• Entries

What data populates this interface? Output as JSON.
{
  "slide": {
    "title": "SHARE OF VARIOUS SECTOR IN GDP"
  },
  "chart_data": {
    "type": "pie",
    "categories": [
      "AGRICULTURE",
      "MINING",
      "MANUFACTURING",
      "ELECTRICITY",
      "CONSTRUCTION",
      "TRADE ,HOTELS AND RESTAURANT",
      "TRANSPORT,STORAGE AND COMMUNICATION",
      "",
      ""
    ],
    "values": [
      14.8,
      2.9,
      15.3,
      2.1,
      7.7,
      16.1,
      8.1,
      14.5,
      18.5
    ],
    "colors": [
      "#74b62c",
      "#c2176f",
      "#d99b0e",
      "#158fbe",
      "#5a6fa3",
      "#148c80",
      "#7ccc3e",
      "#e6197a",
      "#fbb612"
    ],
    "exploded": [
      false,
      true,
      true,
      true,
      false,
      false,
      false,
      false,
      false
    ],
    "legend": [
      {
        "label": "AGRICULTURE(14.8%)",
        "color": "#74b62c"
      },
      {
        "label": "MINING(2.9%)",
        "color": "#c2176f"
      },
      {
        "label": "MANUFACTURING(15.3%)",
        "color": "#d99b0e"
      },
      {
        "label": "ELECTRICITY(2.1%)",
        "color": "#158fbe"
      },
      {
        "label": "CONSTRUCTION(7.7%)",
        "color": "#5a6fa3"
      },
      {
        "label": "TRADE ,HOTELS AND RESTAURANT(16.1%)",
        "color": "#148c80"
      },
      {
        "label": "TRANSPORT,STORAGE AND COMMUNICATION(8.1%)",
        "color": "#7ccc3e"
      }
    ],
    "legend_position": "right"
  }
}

• Exercise objective
Report only how many lines of the listing hold the word "TRANSPORT".

• Exercise answer
2